**Required task**
Copy out every record precisely.

┌────────

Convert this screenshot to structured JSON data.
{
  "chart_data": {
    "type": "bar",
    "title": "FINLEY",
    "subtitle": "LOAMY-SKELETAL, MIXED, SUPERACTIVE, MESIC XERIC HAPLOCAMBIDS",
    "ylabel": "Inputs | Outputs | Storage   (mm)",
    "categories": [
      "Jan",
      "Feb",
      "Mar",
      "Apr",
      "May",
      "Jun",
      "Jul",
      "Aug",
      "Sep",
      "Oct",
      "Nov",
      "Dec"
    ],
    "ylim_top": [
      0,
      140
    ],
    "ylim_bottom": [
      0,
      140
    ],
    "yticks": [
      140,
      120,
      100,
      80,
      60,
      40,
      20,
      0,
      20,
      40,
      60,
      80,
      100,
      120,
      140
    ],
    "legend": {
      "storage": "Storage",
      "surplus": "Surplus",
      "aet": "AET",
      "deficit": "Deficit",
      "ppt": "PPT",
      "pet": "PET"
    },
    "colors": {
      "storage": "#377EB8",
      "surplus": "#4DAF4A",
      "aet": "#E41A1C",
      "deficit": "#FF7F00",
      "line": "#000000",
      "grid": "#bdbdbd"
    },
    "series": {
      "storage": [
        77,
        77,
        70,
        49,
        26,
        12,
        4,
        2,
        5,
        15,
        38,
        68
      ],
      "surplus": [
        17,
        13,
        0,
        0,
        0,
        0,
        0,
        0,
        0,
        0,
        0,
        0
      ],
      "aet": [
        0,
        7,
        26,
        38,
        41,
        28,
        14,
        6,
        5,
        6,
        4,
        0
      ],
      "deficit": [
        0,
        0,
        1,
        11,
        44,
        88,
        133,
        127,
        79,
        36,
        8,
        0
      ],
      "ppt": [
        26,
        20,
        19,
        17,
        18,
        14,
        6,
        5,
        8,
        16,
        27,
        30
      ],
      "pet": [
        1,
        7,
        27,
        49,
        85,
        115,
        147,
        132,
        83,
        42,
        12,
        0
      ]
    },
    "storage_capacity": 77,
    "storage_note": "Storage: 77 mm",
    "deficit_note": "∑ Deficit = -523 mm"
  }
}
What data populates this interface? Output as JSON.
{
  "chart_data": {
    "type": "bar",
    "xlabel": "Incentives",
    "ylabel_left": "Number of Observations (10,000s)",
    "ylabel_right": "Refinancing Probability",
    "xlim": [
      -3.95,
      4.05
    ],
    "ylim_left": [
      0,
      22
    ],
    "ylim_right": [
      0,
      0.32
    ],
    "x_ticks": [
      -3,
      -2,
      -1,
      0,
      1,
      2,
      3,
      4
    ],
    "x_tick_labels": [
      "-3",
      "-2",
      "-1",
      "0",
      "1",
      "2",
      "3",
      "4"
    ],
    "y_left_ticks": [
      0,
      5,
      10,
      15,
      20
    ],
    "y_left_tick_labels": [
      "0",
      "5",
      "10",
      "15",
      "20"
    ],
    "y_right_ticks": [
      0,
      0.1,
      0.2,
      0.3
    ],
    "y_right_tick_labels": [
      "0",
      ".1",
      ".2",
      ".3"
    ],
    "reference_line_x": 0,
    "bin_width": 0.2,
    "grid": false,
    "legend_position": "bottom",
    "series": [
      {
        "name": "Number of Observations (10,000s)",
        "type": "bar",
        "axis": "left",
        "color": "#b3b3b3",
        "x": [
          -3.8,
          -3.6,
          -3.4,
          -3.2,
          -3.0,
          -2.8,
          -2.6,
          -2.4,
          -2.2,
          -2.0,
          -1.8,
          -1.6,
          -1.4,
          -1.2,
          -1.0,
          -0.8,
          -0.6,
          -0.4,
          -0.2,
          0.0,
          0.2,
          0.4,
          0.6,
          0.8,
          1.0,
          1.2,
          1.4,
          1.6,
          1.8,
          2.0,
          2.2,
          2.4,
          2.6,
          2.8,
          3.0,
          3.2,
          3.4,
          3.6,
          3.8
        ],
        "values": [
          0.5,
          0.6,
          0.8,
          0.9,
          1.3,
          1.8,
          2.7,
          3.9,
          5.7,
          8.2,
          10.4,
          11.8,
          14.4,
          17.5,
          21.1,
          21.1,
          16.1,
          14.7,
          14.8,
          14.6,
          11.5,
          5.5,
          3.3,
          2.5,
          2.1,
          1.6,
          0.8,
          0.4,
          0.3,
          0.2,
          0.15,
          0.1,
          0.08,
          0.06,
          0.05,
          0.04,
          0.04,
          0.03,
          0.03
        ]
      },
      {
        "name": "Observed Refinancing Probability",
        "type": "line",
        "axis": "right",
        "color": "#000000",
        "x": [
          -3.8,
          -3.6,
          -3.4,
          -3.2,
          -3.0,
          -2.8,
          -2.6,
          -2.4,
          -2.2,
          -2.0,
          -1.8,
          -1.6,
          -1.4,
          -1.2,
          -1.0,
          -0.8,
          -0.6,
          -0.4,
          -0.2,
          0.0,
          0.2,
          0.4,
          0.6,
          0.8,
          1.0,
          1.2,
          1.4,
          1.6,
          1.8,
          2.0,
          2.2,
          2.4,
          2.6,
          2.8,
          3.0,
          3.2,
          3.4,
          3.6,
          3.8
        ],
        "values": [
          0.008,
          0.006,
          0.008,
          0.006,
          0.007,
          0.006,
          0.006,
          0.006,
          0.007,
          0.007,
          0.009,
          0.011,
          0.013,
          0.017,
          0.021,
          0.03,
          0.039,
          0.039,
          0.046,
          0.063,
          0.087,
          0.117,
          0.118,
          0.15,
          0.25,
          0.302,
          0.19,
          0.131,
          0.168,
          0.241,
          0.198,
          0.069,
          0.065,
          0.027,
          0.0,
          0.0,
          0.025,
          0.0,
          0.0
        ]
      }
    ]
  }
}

└────────

**The output**
Convert this screenshot to structured JSON data.
{
  "chart_data": {
    "type": "bar",
    "title": "FINLEY",
    "subtitle": "LOAMY-SKELETAL, MIXED, SUPERACTIVE, MESIC XERIC HAPLOCAMBIDS",
    "ylabel": "Inputs | Outputs | Storage   (mm)",
    "categories": [
      "Jan",
      "Feb",
      "Mar",
      "Apr",
      "May",
      "Jun",
      "Jul",
      "Aug",
      "Sep",
      "Oct",
      "Nov",
      "Dec"
    ],
    "ylim_top": [
      0,
      140
    ],
    "ylim_bottom": [
      0,
      140
    ],
    "yticks": [
      140,
      120,
      100,
      80,
      60,
      40,
      20,
      0,
      20,
      40,
      60,
      80,
      100,
      120,
      140
    ],
    "legend": {
      "storage": "Storage",
      "surplus": "Surplus",
      "aet": "AET",
      "deficit": "Deficit",
      "ppt": "PPT",
      "pet": "PET"
    },
    "colors": {
      "storage": "#377EB8",
      "surplus": "#4DAF4A",
      "aet": "#E41A1C",
      "deficit": "#FF7F00",
      "line": "#000000",
      "grid": "#bdbdbd"
    },
    "series": {
      "storage": [
        77,
        77,
        70,
        49,
        26,
        12,
        4,
        2,
        5,
        15,
        38,
        68
      ],
      "surplus": [
        17,
        13,
        0,
        0,
        0,
        0,
        0,
        0,
        0,
        0,
        0,
        0
      ],
      "aet": [
        0,
        7,
        26,
        38,
        41,
        28,
        14,
        6,
        5,
        6,
        4,
        0
      ],
      "deficit": [
        0,
        0,
        1,
        11,
        44,
        88,
        133,
        127,
        79,
        36,
        8,
        0
      ],
      "ppt": [
        26,
        20,
        19,
        17,
        18,
        14,
        6,
        5,
        8,
        16,
        27,
        30
      ],
      "pet": [
        1,
        7,
        27,
        49,
        85,
        115,
        147,
        132,
        83,
        42,
        12,
        0
      ]
    },
    "storage_capacity": 77,
    "storage_note": "Storage: 77 mm",
    "deficit_note": "∑ Deficit = -523 mm"
  }
}
What data populates this interface? Output as JSON.
{
  "chart_data": {
    "type": "bar",
    "xlabel": "Incentives",
    "ylabel_left": "Number of Observations (10,000s)",
    "ylabel_right": "Refinancing Probability",
    "xlim": [
      -3.95,
      4.05
    ],
    "ylim_left": [
      0,
      22
    ],
    "ylim_right": [
      0,
      0.32
    ],
    "x_ticks": [
      -3,
      -2,
      -1,
      0,
      1,
      2,
      3,
      4
    ],
    "x_tick_labels": [
      "-3",
      "-2",
      "-1",
      "0",
      "1",
      "2",
      "3",
      "4"
    ],
    "y_left_ticks": [
      0,
      5,
      10,
      15,
      20
    ],
    "y_left_tick_labels": [
      "0",
      "5",
      "10",
      "15",
      "20"
    ],
    "y_right_ticks": [
      0,
      0.1,
      0.2,
      0.3
    ],
    "y_right_tick_labels": [
      "0",
      ".1",
      ".2",
      ".3"
    ],
    "reference_line_x": 0,
    "bin_width": 0.2,
    "grid": false,
    "legend_position": "bottom",
    "series": [
      {
        "name": "Number of Observations (10,000s)",
        "type": "bar",
        "axis": "left",
        "color": "#b3b3b3",
        "x": [
          -3.8,
          -3.6,
          -3.4,
          -3.2,
          -3.0,
          -2.8,
          -2.6,
          -2.4,
          -2.2,
          -2.0,
          -1.8,
          -1.6,
          -1.4,
          -1.2,
          -1.0,
          -0.8,
          -0.6,
          -0.4,
          -0.2,
          0.0,
          0.2,
          0.4,
          0.6,
          0.8,
          1.0,
          1.2,
          1.4,
          1.6,
          1.8,
          2.0,
          2.2,
          2.4,
          2.6,
          2.8,
          3.0,
          3.2,
          3.4,
          3.6,
          3.8
        ],
        "values": [
          0.5,
          0.6,
          0.8,
          0.9,
          1.3,
          1.8,
          2.7,
          3.9,
          5.7,
          8.2,
          10.4,
          11.8,
          14.4,
          17.5,
          21.1,
          21.1,
          16.1,
          14.7,
          14.8,
          14.6,
          11.5,
          5.5,
          3.3,
          2.5,
          2.1,
          1.6,
          0.8,
          0.4,
          0.3,
          0.2,
          0.15,
          0.1,
          0.08,
          0.06,
          0.05,
          0.04,
          0.04,
          0.03,
          0.03
        ]
      },
      {
        "name": "Observed Refinancing Probability",
        "type": "line",
        "axis": "right",
        "color": "#000000",
        "x": [
          -3.8,
          -3.6,
          -3.4,
          -3.2,
          -3.0,
          -2.8,
          -2.6,
          -2.4,
          -2.2,
          -2.0,
          -1.8,
          -1.6,
          -1.4,
          -1.2,
          -1.0,
          -0.8,
          -0.6,
          -0.4,
          -0.2,
          0.0,
          0.2,
          0.4,
          0.6,
          0.8,
          1.0,
          1.2,
          1.4,
          1.6,
          1.8,
          2.0,
          2.2,
          2.4,
          2.6,
          2.8,
          3.0,
          3.2,
          3.4,
          3.6,
          3.8
        ],
        "values": [
          0.008,
          0.006,
          0.008,
          0.006,
          0.007,
          0.006,
          0.006,
          0.006,
          0.007,
          0.007,
          0.009,
          0.011,
          0.013,
          0.017,
          0.021,
          0.03,
          0.039,
          0.039,
          0.046,
          0.063,
          0.087,
          0.117,
          0.118,
          0.15,
          0.25,
          0.302,
          0.19,
          0.131,
          0.168,
          0.241,
          0.198,
          0.069,
          0.065,
          0.027,
          0.0,
          0.0,
          0.025,
          0.0,
          0.0
        ]
      }
    ]
  }
}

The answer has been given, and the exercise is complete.